Return all of the entries word for word, but omit the pictures they contain.

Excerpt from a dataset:
———
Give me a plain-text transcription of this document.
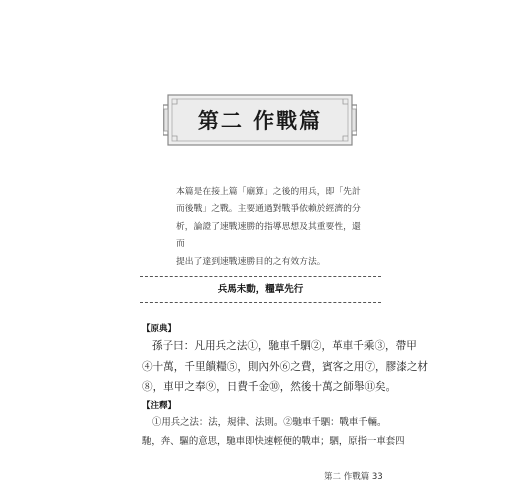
第二 作戰篇
本篇是在接上篇「廟算」之後的用兵，即「先計
而後戰」之戰。主要通過對戰爭依賴於經濟的分
析，論證了速戰速勝的指導思想及其重要性，還而
提出了達到速戰速勝目的之有效方法。
兵馬未動，糧草先行
【原典】
孫子曰：凡用兵之法①，馳車千駟②，革車千乘③，帶甲
④十萬，千里饋糧⑤，則內外⑥之費，賓客之用⑦，膠漆之材
⑧，車甲之奉⑨，日費千金⑩，然後十萬之師舉⑪矣。
【注釋】
①用兵之法：法，規律、法則。②馳車千駟：戰車千輛。
馳，奔、驅的意思，馳車即快速輕便的戰車；駟，原指一車套四
第二 作戰篇 33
———
__ANSWER TO THE TASK__.
Give me a plain-text transcription of this document.
第二 作戰篇
本篇是在接上篇「廟算」之後的用兵，即「先計
而後戰」之戰。主要通過對戰爭依賴於經濟的分
析，論證了速戰速勝的指導思想及其重要性，還而
提出了達到速戰速勝目的之有效方法。
兵馬未動，糧草先行
【原典】
孫子曰：凡用兵之法①，馳車千駟②，革車千乘③，帶甲
④十萬，千里饋糧⑤，則內外⑥之費，賓客之用⑦，膠漆之材
⑧，車甲之奉⑨，日費千金⑩，然後十萬之師舉⑪矣。
【注釋】
①用兵之法：法，規律、法則。②馳車千駟：戰車千輛。
馳，奔、驅的意思，馳車即快速輕便的戰車；駟，原指一車套四
第二 作戰篇 33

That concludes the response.